- [What is needed]
Determine how many lines of the entries contain "تعالى". Reply with that number alone.

(Collection entries)
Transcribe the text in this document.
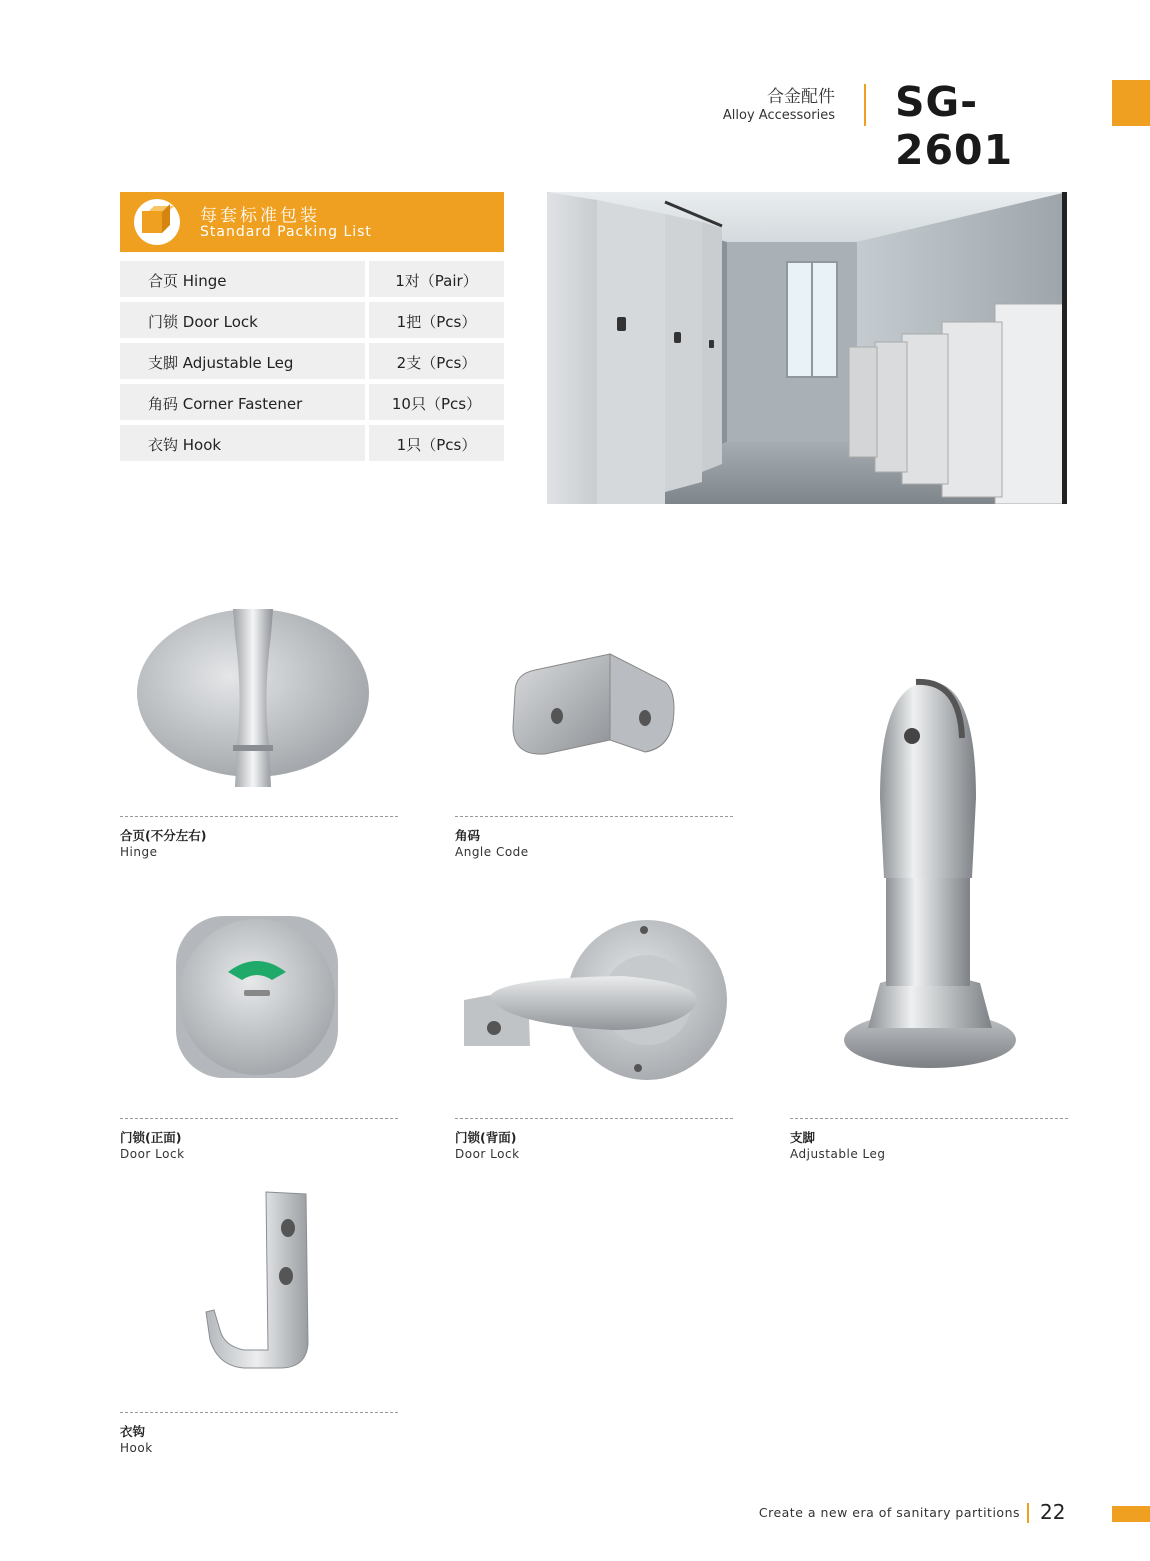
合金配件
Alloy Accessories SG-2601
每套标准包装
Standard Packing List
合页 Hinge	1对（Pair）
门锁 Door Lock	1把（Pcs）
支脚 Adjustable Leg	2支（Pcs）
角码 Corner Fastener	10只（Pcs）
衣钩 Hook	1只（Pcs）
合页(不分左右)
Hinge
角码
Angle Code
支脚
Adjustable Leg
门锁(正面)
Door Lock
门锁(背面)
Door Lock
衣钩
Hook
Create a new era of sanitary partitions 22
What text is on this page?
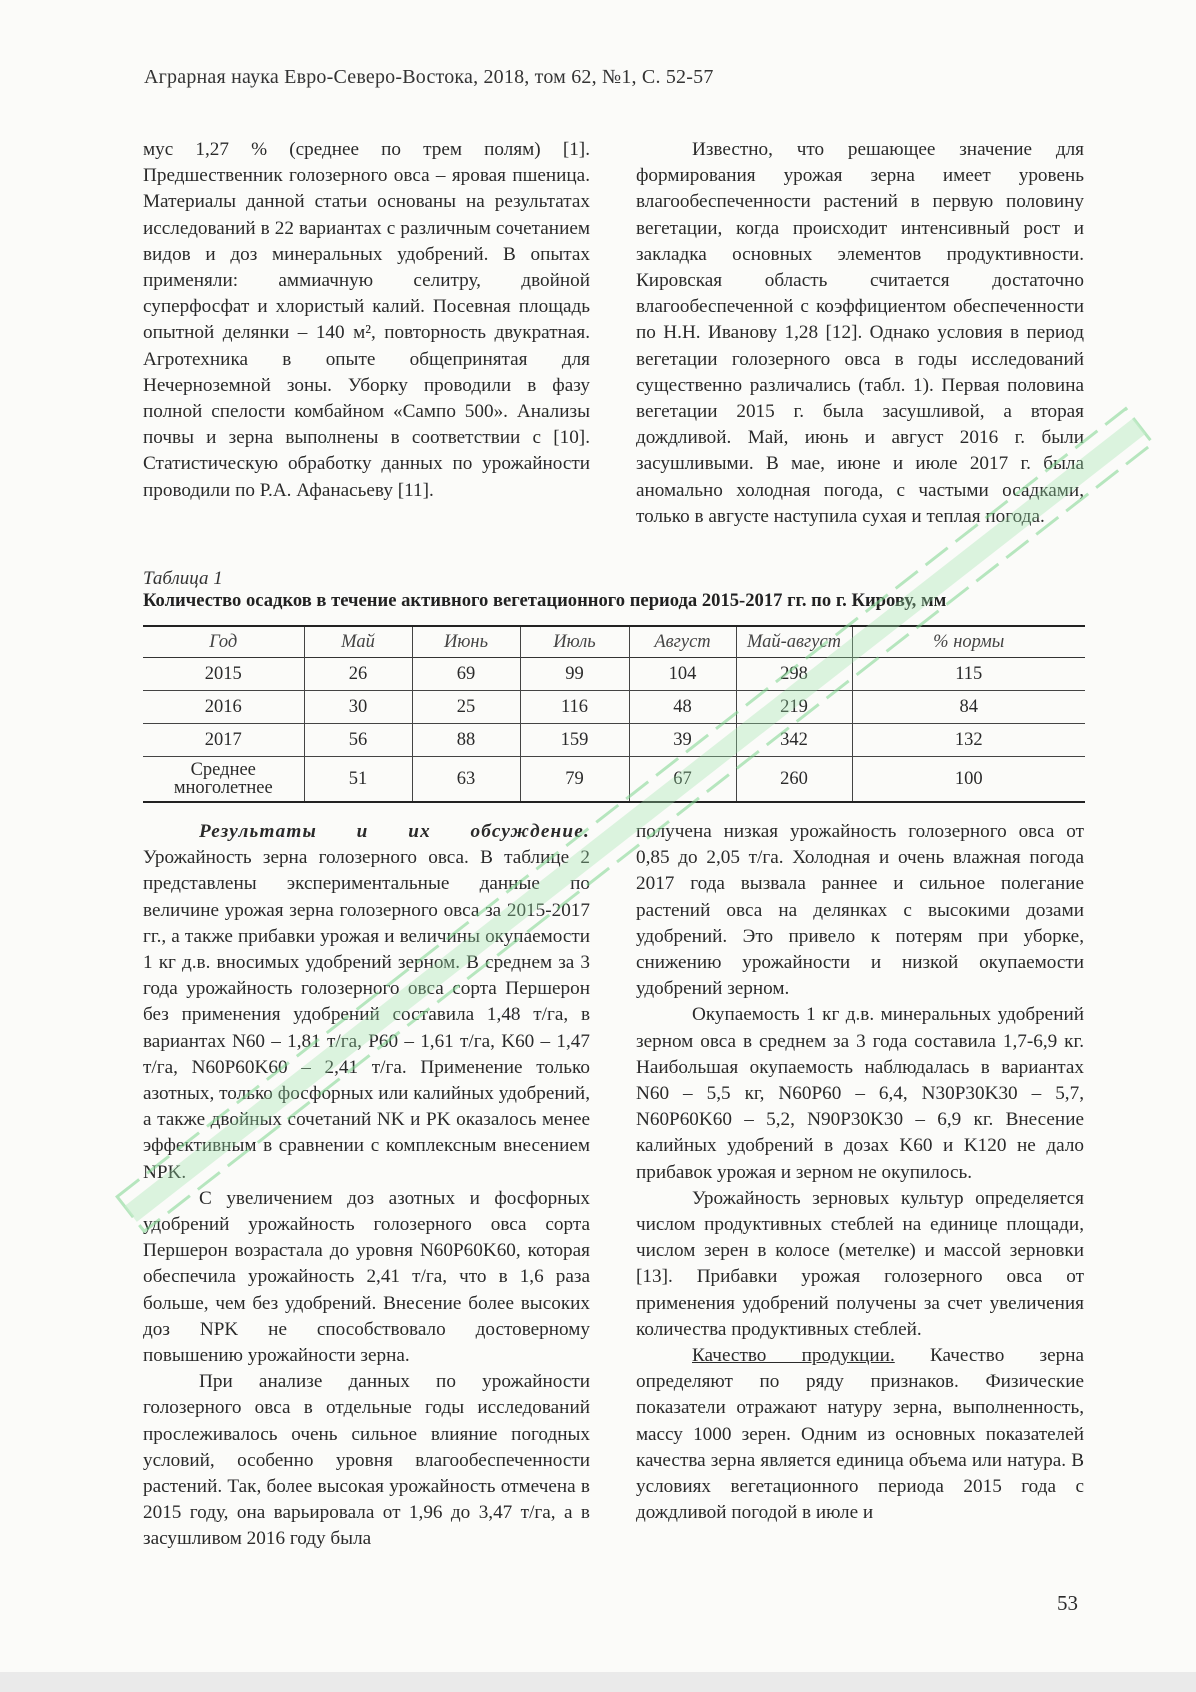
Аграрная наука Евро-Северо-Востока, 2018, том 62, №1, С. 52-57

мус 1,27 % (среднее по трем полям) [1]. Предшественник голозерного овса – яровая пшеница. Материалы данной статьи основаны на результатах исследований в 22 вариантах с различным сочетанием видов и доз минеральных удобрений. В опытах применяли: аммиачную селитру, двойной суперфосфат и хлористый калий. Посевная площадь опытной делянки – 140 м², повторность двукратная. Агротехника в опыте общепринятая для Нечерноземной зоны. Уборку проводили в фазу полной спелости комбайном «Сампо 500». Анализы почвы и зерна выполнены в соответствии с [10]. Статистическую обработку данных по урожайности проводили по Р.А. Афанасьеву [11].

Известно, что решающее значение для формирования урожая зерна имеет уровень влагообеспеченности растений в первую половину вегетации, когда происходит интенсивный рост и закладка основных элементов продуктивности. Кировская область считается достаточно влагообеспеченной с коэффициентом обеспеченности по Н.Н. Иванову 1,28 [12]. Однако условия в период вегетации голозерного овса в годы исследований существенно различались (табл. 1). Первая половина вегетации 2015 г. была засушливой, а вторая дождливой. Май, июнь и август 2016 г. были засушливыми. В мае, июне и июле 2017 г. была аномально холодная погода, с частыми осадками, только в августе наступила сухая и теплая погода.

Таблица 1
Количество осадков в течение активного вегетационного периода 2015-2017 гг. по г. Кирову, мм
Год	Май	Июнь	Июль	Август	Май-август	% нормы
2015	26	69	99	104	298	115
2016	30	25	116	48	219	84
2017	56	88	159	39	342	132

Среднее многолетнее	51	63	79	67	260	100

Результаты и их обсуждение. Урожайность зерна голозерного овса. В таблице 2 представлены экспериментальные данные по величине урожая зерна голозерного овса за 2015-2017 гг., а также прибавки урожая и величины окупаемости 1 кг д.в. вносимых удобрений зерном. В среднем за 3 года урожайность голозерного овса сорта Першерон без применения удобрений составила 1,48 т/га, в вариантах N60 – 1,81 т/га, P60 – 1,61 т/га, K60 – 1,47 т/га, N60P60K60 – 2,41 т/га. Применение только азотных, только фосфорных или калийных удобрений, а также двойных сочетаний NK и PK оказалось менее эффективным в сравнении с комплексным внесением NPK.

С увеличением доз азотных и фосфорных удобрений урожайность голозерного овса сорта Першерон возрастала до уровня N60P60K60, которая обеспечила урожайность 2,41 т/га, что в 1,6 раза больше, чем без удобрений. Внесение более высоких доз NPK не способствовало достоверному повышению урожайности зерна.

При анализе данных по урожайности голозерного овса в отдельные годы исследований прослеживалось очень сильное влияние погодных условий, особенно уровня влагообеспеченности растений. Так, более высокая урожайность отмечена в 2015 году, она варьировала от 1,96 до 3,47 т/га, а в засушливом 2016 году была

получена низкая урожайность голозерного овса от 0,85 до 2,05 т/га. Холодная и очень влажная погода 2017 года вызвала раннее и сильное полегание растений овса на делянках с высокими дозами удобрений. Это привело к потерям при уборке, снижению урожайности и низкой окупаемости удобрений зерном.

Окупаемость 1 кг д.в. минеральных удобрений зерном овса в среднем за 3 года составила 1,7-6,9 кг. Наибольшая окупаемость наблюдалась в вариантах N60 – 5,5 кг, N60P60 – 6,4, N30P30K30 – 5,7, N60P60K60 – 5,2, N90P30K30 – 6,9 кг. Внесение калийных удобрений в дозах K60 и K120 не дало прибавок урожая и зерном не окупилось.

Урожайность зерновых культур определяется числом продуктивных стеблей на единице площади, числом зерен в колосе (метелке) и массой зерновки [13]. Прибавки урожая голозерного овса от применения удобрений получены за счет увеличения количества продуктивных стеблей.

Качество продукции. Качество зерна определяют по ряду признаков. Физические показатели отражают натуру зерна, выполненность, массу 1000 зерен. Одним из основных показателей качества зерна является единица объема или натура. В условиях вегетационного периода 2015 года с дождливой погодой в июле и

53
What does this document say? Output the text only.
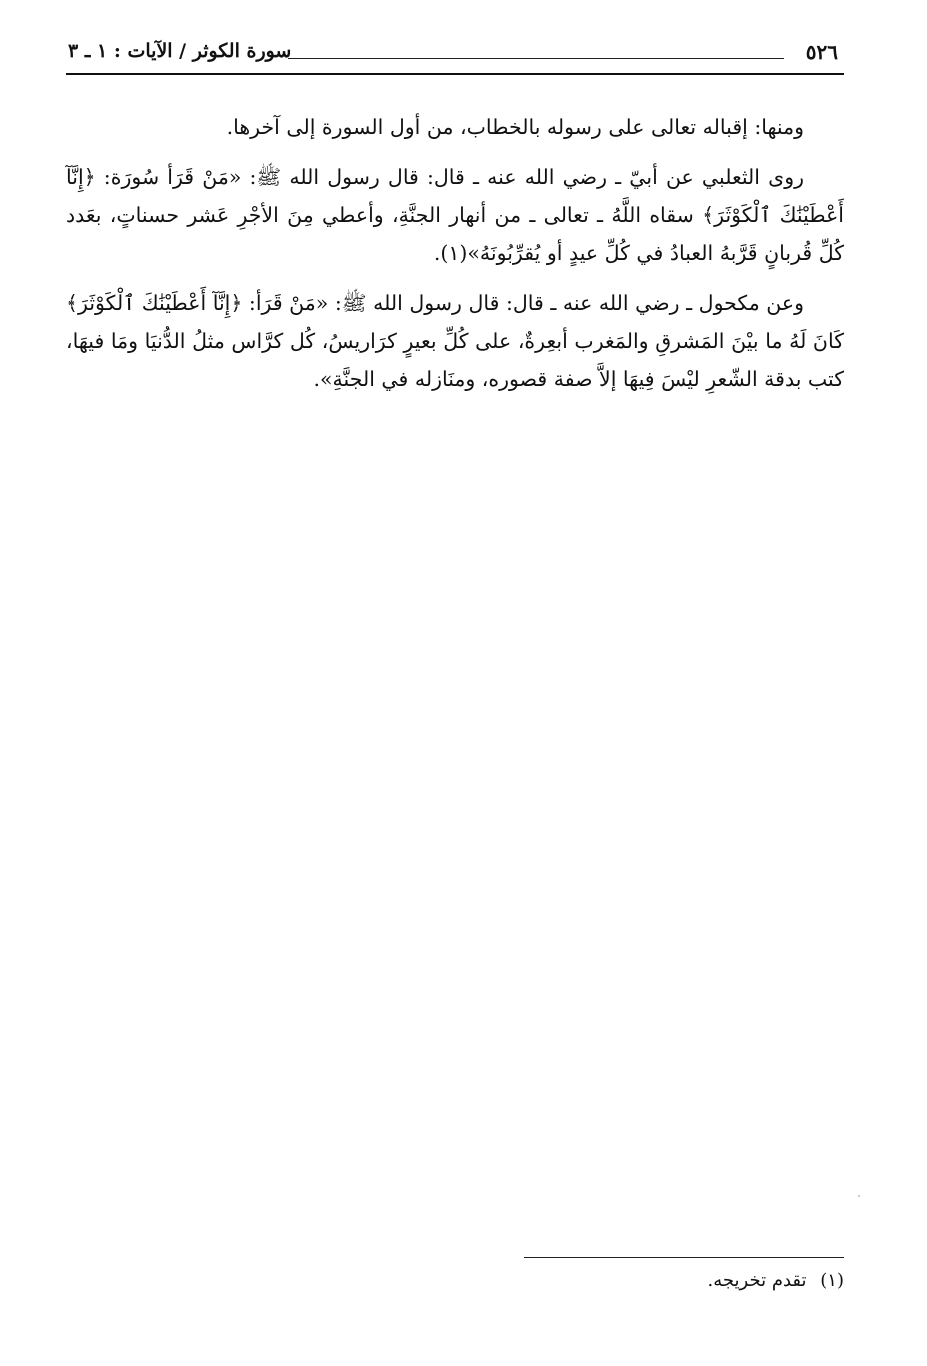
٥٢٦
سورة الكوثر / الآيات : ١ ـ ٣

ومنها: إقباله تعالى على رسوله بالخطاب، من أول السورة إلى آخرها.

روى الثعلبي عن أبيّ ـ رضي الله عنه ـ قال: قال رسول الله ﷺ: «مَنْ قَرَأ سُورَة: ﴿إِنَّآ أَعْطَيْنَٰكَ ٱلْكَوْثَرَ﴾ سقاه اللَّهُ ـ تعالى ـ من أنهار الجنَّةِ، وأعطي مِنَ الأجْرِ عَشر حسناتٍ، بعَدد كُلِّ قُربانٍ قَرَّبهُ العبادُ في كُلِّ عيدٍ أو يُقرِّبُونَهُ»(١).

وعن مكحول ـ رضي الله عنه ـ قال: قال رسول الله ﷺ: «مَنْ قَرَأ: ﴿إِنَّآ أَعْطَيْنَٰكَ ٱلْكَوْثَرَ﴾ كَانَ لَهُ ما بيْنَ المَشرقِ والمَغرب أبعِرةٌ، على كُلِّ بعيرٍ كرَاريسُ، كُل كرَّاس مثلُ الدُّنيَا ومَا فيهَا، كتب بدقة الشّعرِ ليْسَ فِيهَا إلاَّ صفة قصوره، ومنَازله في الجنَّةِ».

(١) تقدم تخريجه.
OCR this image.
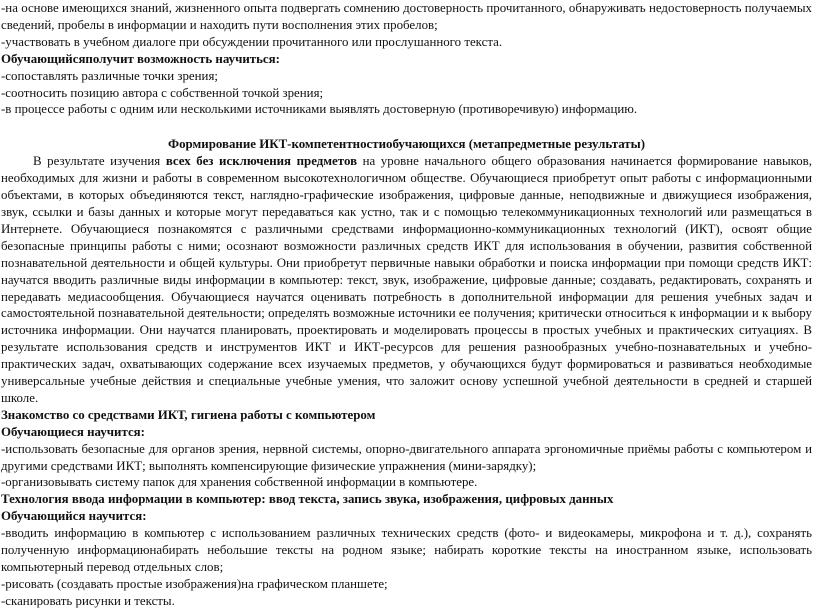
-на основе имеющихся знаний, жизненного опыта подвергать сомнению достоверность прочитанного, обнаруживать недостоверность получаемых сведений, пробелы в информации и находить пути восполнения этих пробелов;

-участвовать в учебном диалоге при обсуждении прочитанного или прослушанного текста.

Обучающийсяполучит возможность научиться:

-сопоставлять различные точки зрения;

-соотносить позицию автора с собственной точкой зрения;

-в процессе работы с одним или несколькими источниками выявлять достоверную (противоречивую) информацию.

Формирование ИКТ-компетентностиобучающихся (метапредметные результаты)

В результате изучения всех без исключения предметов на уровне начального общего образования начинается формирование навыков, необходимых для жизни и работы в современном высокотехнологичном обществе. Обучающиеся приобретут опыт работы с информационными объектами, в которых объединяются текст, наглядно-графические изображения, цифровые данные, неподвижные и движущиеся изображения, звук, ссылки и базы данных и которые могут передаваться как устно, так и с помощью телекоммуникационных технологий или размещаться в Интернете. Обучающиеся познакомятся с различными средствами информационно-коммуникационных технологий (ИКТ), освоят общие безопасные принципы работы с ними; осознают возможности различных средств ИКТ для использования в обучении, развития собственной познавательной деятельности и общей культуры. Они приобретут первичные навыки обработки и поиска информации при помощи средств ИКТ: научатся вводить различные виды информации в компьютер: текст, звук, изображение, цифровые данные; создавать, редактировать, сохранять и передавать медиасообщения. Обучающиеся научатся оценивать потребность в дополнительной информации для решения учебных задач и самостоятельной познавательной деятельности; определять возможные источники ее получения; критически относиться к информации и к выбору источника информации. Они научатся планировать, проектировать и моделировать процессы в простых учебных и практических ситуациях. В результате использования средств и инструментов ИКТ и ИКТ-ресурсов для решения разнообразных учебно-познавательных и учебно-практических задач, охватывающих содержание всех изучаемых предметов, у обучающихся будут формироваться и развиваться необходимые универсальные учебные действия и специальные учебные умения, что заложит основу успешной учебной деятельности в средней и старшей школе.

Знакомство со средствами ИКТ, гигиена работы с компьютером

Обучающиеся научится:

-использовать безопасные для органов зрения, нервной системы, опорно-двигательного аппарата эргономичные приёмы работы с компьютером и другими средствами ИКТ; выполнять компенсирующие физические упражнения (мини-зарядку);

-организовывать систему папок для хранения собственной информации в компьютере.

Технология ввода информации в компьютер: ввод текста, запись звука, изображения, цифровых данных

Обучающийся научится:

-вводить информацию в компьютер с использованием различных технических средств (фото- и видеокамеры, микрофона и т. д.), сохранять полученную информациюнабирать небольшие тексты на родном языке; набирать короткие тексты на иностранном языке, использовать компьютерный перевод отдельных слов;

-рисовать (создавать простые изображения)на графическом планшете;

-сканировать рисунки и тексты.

- [Exercise output]
2